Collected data
====================

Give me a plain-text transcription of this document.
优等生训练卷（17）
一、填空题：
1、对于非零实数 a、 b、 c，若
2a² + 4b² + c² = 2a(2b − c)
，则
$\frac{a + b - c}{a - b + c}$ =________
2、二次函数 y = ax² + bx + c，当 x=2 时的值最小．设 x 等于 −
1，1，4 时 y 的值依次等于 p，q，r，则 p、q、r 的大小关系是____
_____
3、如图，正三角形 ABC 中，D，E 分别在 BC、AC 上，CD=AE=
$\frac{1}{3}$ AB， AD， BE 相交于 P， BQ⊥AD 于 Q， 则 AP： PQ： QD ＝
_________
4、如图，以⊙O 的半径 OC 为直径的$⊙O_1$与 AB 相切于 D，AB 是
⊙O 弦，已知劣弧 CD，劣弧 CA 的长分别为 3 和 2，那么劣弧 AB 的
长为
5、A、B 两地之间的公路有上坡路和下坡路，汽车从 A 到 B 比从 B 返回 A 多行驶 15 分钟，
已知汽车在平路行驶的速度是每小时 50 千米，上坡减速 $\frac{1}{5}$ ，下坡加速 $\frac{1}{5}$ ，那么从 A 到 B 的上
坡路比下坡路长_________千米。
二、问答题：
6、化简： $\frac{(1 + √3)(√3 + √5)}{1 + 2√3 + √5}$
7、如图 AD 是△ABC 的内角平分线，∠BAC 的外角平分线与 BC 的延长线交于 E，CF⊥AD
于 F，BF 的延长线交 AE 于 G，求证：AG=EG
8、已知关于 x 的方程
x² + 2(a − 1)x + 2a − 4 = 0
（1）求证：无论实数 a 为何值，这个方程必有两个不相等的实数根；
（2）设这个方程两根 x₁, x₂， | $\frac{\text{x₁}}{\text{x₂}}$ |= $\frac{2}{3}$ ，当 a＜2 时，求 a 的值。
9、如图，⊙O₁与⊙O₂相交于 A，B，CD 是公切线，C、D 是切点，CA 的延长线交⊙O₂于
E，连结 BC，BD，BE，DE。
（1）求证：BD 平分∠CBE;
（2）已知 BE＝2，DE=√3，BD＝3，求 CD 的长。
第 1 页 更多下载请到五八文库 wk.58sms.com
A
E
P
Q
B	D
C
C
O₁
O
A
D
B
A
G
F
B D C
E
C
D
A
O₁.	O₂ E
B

====================

_Task instructions_
From the material, report only how many lines include the word "text".

_Written solution_
2